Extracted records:
========================================

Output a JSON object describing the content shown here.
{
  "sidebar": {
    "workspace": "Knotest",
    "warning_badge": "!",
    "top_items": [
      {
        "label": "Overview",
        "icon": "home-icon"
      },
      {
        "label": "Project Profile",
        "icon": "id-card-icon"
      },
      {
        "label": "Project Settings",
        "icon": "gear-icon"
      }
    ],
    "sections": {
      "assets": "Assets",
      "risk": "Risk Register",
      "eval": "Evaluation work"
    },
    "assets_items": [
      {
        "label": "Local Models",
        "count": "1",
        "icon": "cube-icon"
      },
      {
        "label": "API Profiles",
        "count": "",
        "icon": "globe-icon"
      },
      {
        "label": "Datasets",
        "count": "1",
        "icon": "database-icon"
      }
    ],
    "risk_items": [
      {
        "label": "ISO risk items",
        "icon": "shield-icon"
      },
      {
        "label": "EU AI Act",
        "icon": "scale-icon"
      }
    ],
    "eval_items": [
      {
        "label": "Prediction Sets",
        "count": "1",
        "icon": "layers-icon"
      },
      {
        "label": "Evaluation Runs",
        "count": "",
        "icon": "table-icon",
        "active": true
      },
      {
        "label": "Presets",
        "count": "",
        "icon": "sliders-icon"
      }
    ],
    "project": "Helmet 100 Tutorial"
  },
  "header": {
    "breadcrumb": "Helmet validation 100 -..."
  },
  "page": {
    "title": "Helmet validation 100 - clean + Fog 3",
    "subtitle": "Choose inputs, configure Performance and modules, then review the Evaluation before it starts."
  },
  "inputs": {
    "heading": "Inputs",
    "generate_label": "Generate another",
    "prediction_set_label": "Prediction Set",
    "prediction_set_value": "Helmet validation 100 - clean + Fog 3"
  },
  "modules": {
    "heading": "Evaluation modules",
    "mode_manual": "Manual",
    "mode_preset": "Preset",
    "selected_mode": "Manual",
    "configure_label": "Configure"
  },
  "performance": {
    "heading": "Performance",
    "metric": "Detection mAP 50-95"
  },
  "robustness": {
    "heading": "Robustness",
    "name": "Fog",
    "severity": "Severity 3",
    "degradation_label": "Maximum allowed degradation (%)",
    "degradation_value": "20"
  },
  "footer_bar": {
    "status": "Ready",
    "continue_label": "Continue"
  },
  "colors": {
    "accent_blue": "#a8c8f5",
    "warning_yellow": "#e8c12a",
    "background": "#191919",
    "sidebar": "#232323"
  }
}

========================================

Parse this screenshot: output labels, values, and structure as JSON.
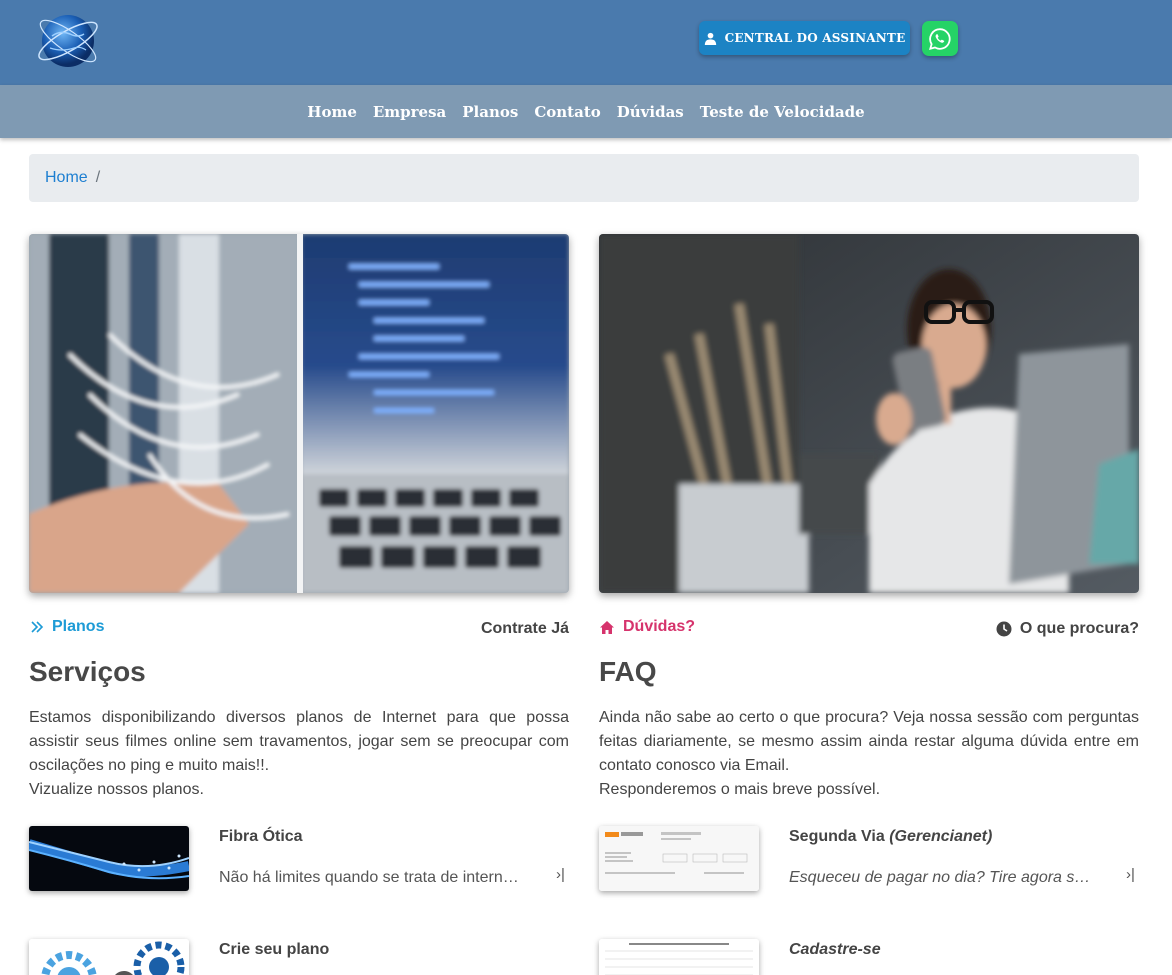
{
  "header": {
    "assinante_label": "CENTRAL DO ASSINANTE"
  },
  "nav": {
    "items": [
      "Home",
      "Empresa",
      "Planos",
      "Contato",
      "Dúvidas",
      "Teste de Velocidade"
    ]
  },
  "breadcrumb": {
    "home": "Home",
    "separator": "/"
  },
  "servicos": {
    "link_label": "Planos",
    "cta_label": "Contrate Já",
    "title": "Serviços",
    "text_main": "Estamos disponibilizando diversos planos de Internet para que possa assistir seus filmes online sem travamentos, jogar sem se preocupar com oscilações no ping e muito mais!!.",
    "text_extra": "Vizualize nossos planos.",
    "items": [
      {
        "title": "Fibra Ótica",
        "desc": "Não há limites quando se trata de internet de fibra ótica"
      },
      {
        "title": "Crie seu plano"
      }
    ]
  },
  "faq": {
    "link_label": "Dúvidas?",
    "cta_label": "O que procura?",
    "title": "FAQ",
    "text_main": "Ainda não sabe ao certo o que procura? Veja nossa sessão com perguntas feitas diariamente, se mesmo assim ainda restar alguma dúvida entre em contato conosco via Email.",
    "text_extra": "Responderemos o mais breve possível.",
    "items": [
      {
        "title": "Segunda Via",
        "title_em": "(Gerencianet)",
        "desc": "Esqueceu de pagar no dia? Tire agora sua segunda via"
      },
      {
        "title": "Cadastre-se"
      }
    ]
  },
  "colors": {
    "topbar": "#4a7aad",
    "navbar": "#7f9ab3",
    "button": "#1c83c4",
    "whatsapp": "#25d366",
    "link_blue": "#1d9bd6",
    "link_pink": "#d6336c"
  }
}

========================================

__Stated exercise__. Find every line in the records above that holds the word "procura", and copy each one.

__Answer to this problem__.
    "cta_label": "O que procura?",
    "text_main": "Ainda não sabe ao certo o que procura? Veja nossa sessão com perguntas feitas diariamente, se mesmo assim ainda restar alguma dúvida entre em contato conosco via Email.",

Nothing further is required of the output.